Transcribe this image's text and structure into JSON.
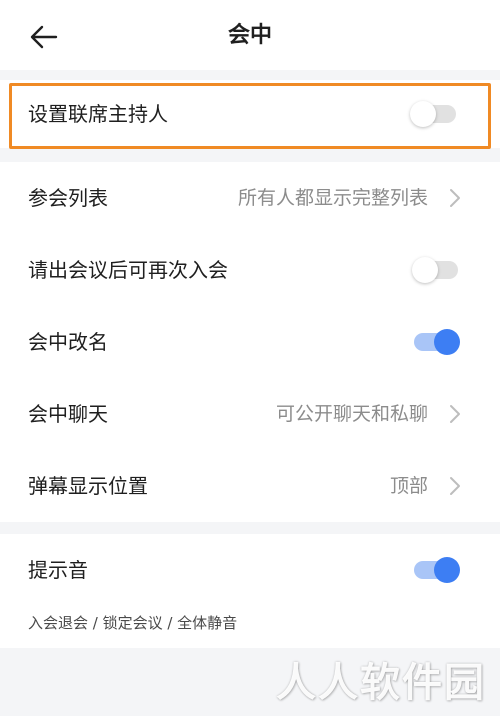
{
  "header": {
    "title": "会中",
    "back_icon": "arrow-left-icon"
  },
  "settings_group_1": {
    "co_host": {
      "label": "设置联席主持人",
      "toggle_on": false
    }
  },
  "settings_group_2": {
    "participant_list": {
      "label": "参会列表",
      "value": "所有人都显示完整列表"
    },
    "rejoin_after_removal": {
      "label": "请出会议后可再次入会",
      "toggle_on": false
    },
    "rename_in_meeting": {
      "label": "会中改名",
      "toggle_on": true
    },
    "chat_in_meeting": {
      "label": "会中聊天",
      "value": "可公开聊天和私聊"
    },
    "danmaku_position": {
      "label": "弹幕显示位置",
      "value": "顶部"
    }
  },
  "settings_group_3": {
    "sound_prompt": {
      "label": "提示音",
      "toggle_on": true
    },
    "footnote": "入会退会 / 锁定会议 / 全体静音"
  },
  "watermark": "人人软件园",
  "colors": {
    "accent_blue": "#3d7ef3",
    "toggle_track_on": "#a9c5f7",
    "toggle_track_off": "#e1e1e1",
    "highlight_orange": "#f08a24"
  }
}
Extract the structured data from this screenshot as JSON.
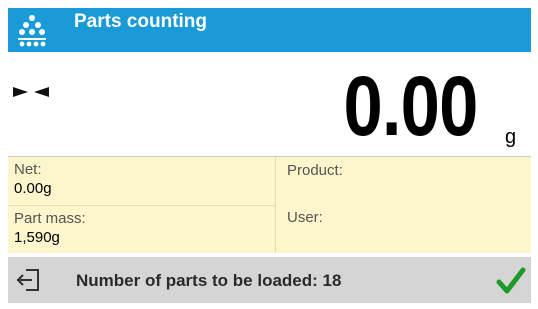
{
  "header": {
    "title": "Parts counting",
    "icon": "parts-pile-icon"
  },
  "weight": {
    "value": "0.00",
    "unit": "g",
    "stable_icon": "stable-indicator-icon"
  },
  "info": {
    "net": {
      "label": "Net:",
      "value": "0.00g"
    },
    "part_mass": {
      "label": "Part mass:",
      "value": "1,590g"
    },
    "product": {
      "label": "Product:",
      "value": ""
    },
    "user": {
      "label": "User:",
      "value": ""
    }
  },
  "footer": {
    "message": "Number of parts to be loaded: 18",
    "exit_icon": "exit-icon",
    "confirm_icon": "checkmark-icon"
  },
  "colors": {
    "header_bg": "#1a9ad6",
    "info_bg": "#fdf6cd",
    "footer_bg": "#d5d5d5",
    "confirm_green": "#1b9a2a"
  }
}
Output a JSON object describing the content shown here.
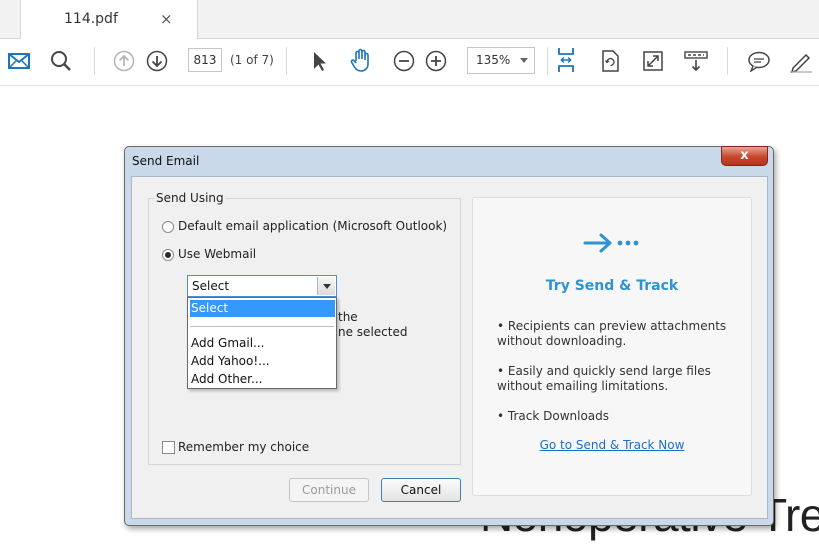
{
  "tab": {
    "title": "114.pdf",
    "close": "×"
  },
  "toolbar": {
    "page_current": "813",
    "page_count": "(1 of 7)",
    "zoom": "135%",
    "icons": [
      "mail-icon",
      "search-icon",
      "prev-page-icon",
      "next-page-icon",
      "select-cursor-icon",
      "hand-tool-icon",
      "zoom-out-icon",
      "zoom-in-icon",
      "fit-page-icon",
      "rotate-icon",
      "fullscreen-icon",
      "scroll-mode-icon",
      "comment-icon",
      "sign-icon"
    ],
    "accent": "#1c75bc"
  },
  "document": {
    "heading_fragment": "Nonoperative Tre"
  },
  "dialog": {
    "title": "Send Email",
    "close": "x",
    "group_label": "Send Using",
    "option_default": "Default email application (Microsoft Outlook)",
    "option_webmail": "Use Webmail",
    "selected_option": "webmail",
    "select": {
      "value": "Select",
      "options": [
        "Select",
        "",
        "Add Gmail...",
        "Add Yahoo!...",
        "Add Other..."
      ]
    },
    "partial_text_1": "the",
    "partial_text_2": "ne selected",
    "remember_label": "Remember my choice",
    "continue_label": "Continue",
    "cancel_label": "Cancel",
    "panel": {
      "title": "Try Send & Track",
      "bullets": [
        "• Recipients can preview attachments without downloading.",
        "• Easily and quickly send large files without emailing limitations.",
        "• Track Downloads"
      ],
      "link": "Go to Send & Track Now",
      "accent": "#2f93d2"
    }
  }
}
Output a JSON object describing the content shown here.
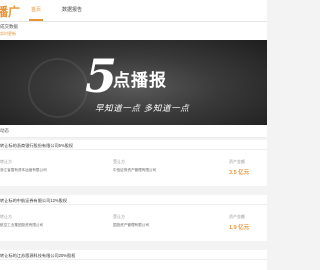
{
  "header": {
    "logo": "播广",
    "nav": [
      {
        "label": "首页",
        "active": true
      },
      {
        "label": "数据报告",
        "active": false
      }
    ]
  },
  "subhead": {
    "title": "成交数据",
    "note": "实时更新"
  },
  "banner": {
    "number": "5",
    "title": "点播报",
    "slogan": "早知道一点  多知道一点"
  },
  "section": {
    "label": "动态"
  },
  "cards": [
    {
      "title": "转让标的浙商银行股份有限公司5%股权",
      "date": "",
      "transferor_label": "转让方",
      "transferor": "浙江省国有资本运营有限公司",
      "transferee_label": "受让方",
      "transferee": "中信证券资产管理有限公司",
      "amount_label": "资产金额",
      "amount": "3.5 亿元"
    },
    {
      "title": "转让标的中航证券有限公司12%股权",
      "date": "",
      "transferor_label": "转让方",
      "transferor": "航空工业集团投资有限公司",
      "transferee_label": "受让方",
      "transferee": "国投资产管理有限公司",
      "amount_label": "资产金额",
      "amount": "1.9 亿元"
    },
    {
      "title": "转让标的江苏恩源科技有限公司20%股权",
      "date": ""
    }
  ],
  "colors": {
    "accent": "#e8953a",
    "banner_bg": "#2a2a2a"
  }
}
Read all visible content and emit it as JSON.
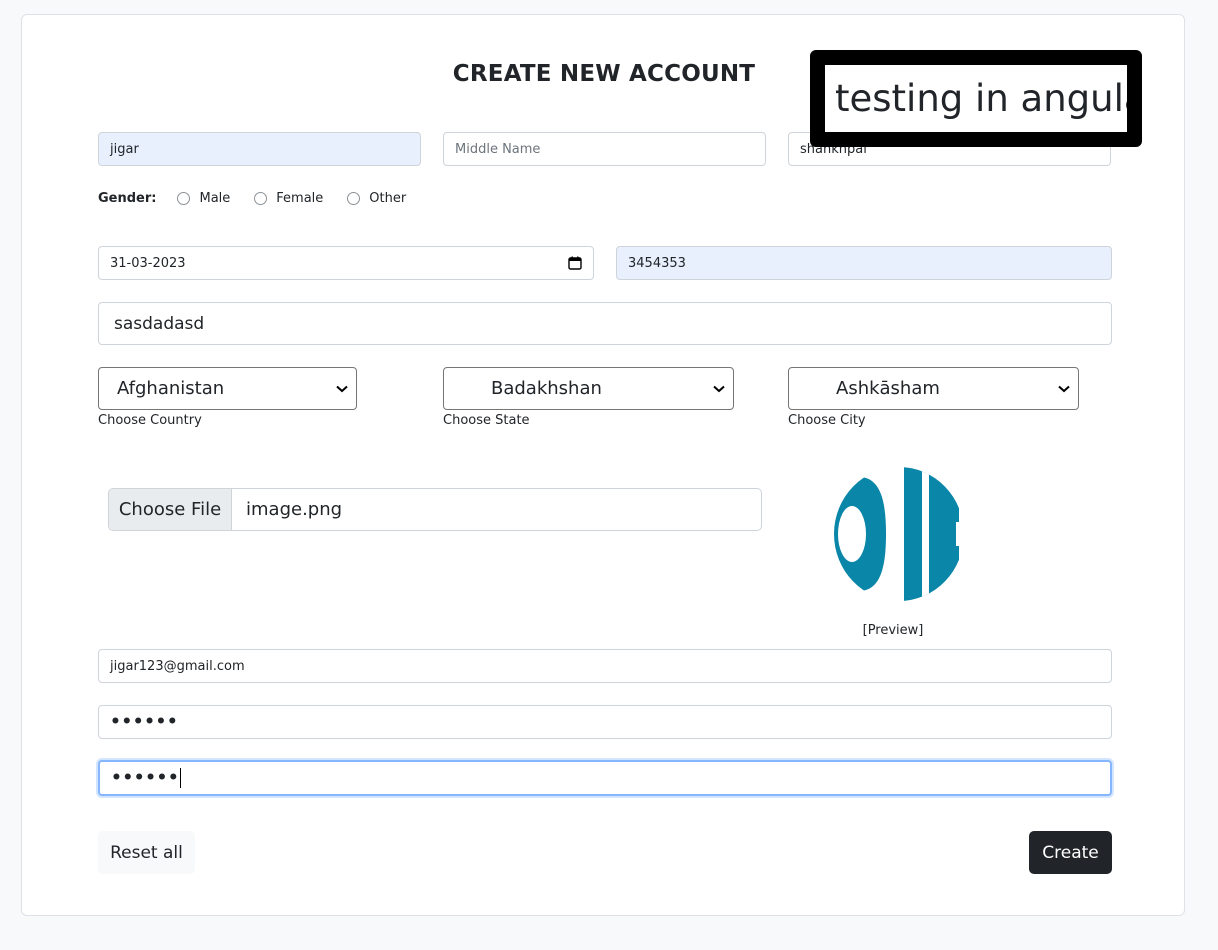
{
  "form": {
    "title": "CREATE NEW ACCOUNT",
    "overlay_text": "testing in angular",
    "first_name": {
      "value": "jigar"
    },
    "middle_name": {
      "value": "",
      "placeholder": "Middle Name"
    },
    "last_name": {
      "value": "shankhpal"
    },
    "gender": {
      "label": "Gender:",
      "options": [
        "Male",
        "Female",
        "Other"
      ]
    },
    "dob": {
      "value": "31-03-2023"
    },
    "phone": {
      "value": "3454353"
    },
    "address": {
      "value": "sasdadasd"
    },
    "country": {
      "value": "Afghanistan",
      "label": "Choose Country"
    },
    "state": {
      "value": "Badakhshan",
      "label": "Choose State"
    },
    "city": {
      "value": "Ashkāsham",
      "label": "Choose City"
    },
    "file": {
      "button_label": "Choose File",
      "file_name": "image.png"
    },
    "preview_caption": "[Preview]",
    "email": {
      "value": "jigar123@gmail.com"
    },
    "password": {
      "masked": "••••••"
    },
    "confirm_password": {
      "masked": "••••••"
    },
    "reset_label": "Reset all",
    "create_label": "Create"
  },
  "colors": {
    "accent_dark": "#212529",
    "autofill_bg": "#e8f0fe",
    "focus_border": "#86b7fe",
    "preview_blue": "#0a86a8"
  },
  "icons": [
    "calendar-icon",
    "chevron-down-icon"
  ]
}
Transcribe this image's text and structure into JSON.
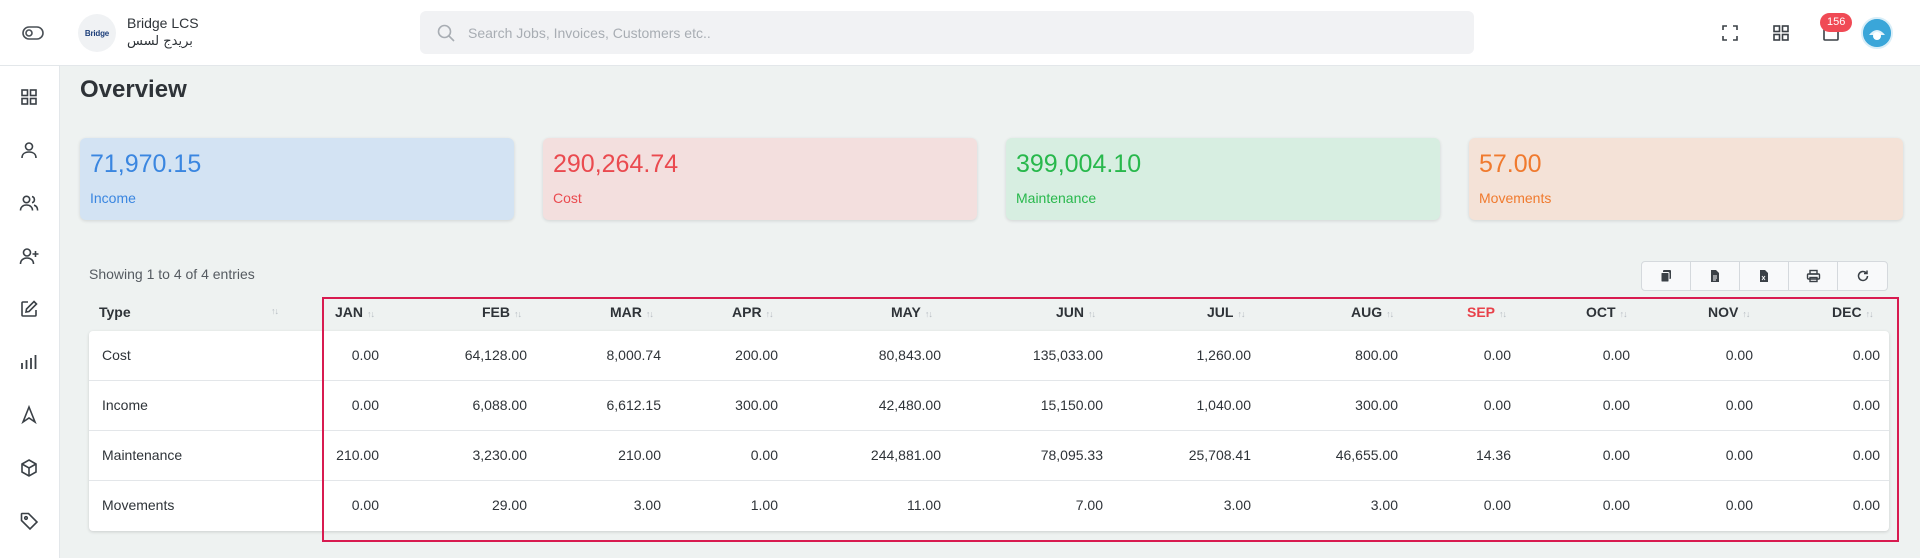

_EXERCISE BRIEF_:
Make an exact copy of the whole listing, but don't bring over any pictures.

_REPLY TO THE TASK_:
Transcribe this image's text and structure into JSON.
{
  "header": {
    "title": "会中",
    "back_icon": "arrow-left-icon"
  },
  "settings_group_1": {
    "co_host": {
      "label": "设置联席主持人",
      "toggle_on": false
    }
  },
  "settings_group_2": {
    "participant_list": {
      "label": "参会列表",
      "value": "所有人都显示完整列表"
    },
    "rejoin_after_removal": {
      "label": "请出会议后可再次入会",
      "toggle_on": false
    },
    "rename_in_meeting": {
      "label": "会中改名",
      "toggle_on": true
    },
    "chat_in_meeting": {
      "label": "会中聊天",
      "value": "可公开聊天和私聊"
    },
    "danmaku_position": {
      "label": "弹幕显示位置",
      "value": "顶部"
    }
  },
  "settings_group_3": {
    "sound_prompt": {
      "label": "提示音",
      "toggle_on": true
    },
    "footnote": "入会退会 / 锁定会议 / 全体静音"
  },
  "watermark": "人人软件园",
  "colors": {
    "accent_blue": "#3d7ef3",
    "toggle_track_on": "#a9c5f7",
    "toggle_track_off": "#e1e1e1",
    "highlight_orange": "#f08a24"
  }
}
Extract the structured data from this screenshot as JSON.
{
  "header": {
    "title": "Parts counting",
    "icon": "parts-pile-icon"
  },
  "weight": {
    "value": "0.00",
    "unit": "g",
    "stable_icon": "stable-indicator-icon"
  },
  "info": {
    "net": {
      "label": "Net:",
      "value": "0.00g"
    },
    "part_mass": {
      "label": "Part mass:",
      "value": "1,590g"
    },
    "product": {
      "label": "Product:",
      "value": ""
    },
    "user": {
      "label": "User:",
      "value": ""
    }
  },
  "footer": {
    "message": "Number of parts to be loaded: 18",
    "exit_icon": "exit-icon",
    "confirm_icon": "checkmark-icon"
  },
  "colors": {
    "header_bg": "#1a9ad6",
    "info_bg": "#fdf6cd",
    "footer_bg": "#d5d5d5",
    "confirm_green": "#1b9a2a"
  }
}
Output a JSON object describing the content shown here.
{
  "tab": {
    "title": "114.pdf",
    "close": "×"
  },
  "toolbar": {
    "page_current": "813",
    "page_count": "(1 of 7)",
    "zoom": "135%",
    "icons": [
      "mail-icon",
      "search-icon",
      "prev-page-icon",
      "next-page-icon",
      "select-cursor-icon",
      "hand-tool-icon",
      "zoom-out-icon",
      "zoom-in-icon",
      "fit-page-icon",
      "rotate-icon",
      "fullscreen-icon",
      "scroll-mode-icon",
      "comment-icon",
      "sign-icon"
    ],
    "accent": "#1c75bc"
  },
  "document": {
    "heading_fragment": "Nonoperative Tre"
  },
  "dialog": {
    "title": "Send Email",
    "close": "x",
    "group_label": "Send Using",
    "option_default": "Default email application (Microsoft Outlook)",
    "option_webmail": "Use Webmail",
    "selected_option": "webmail",
    "select": {
      "value": "Select",
      "options": [
        "Select",
        "",
        "Add Gmail...",
        "Add Yahoo!...",
        "Add Other..."
      ]
    },
    "partial_text_1": "the",
    "partial_text_2": "ne selected",
    "remember_label": "Remember my choice",
    "continue_label": "Continue",
    "cancel_label": "Cancel",
    "panel": {
      "title": "Try Send & Track",
      "bullets": [
        "• Recipients can preview attachments without downloading.",
        "• Easily and quickly send large files without emailing limitations.",
        "• Track Downloads"
      ],
      "link": "Go to Send & Track Now",
      "accent": "#2f93d2"
    }
  }
}
Output a JSON object describing the content shown here.
{
  "header": {
    "logo": "播广",
    "nav": [
      {
        "label": "首页",
        "active": true
      },
      {
        "label": "数据报告",
        "active": false
      }
    ]
  },
  "subhead": {
    "title": "成交数据",
    "note": "实时更新"
  },
  "banner": {
    "number": "5",
    "title": "点播报",
    "slogan": "早知道一点  多知道一点"
  },
  "section": {
    "label": "动态"
  },
  "cards": [
    {
      "title": "转让标的浙商银行股份有限公司5%股权",
      "date": "",
      "transferor_label": "转让方",
      "transferor": "浙江省国有资本运营有限公司",
      "transferee_label": "受让方",
      "transferee": "中信证券资产管理有限公司",
      "amount_label": "资产金额",
      "amount": "3.5 亿元"
    },
    {
      "title": "转让标的中航证券有限公司12%股权",
      "date": "",
      "transferor_label": "转让方",
      "transferor": "航空工业集团投资有限公司",
      "transferee_label": "受让方",
      "transferee": "国投资产管理有限公司",
      "amount_label": "资产金额",
      "amount": "1.9 亿元"
    },
    {
      "title": "转让标的江苏恩源科技有限公司20%股权",
      "date": ""
    }
  ],
  "colors": {
    "accent": "#e8953a",
    "banner_bg": "#2a2a2a"
  }
}
Read all visible content and emit it as JSON.
{
  "form": {
    "title": "CREATE NEW ACCOUNT",
    "overlay_text": "testing in angular",
    "first_name": {
      "value": "jigar"
    },
    "middle_name": {
      "value": "",
      "placeholder": "Middle Name"
    },
    "last_name": {
      "value": "shankhpal"
    },
    "gender": {
      "label": "Gender:",
      "options": [
        "Male",
        "Female",
        "Other"
      ]
    },
    "dob": {
      "value": "31-03-2023"
    },
    "phone": {
      "value": "3454353"
    },
    "address": {
      "value": "sasdadasd"
    },
    "country": {
      "value": "Afghanistan",
      "label": "Choose Country"
    },
    "state": {
      "value": "Badakhshan",
      "label": "Choose State"
    },
    "city": {
      "value": "Ashkāsham",
      "label": "Choose City"
    },
    "file": {
      "button_label": "Choose File",
      "file_name": "image.png"
    },
    "preview_caption": "[Preview]",
    "email": {
      "value": "jigar123@gmail.com"
    },
    "password": {
      "masked": "••••••"
    },
    "confirm_password": {
      "masked": "••••••"
    },
    "reset_label": "Reset all",
    "create_label": "Create"
  },
  "colors": {
    "accent_dark": "#212529",
    "autofill_bg": "#e8f0fe",
    "focus_border": "#86b7fe",
    "preview_blue": "#0a86a8"
  },
  "icons": [
    "calendar-icon",
    "chevron-down-icon"
  ]
}
Transcribe this image's text and structure into JSON.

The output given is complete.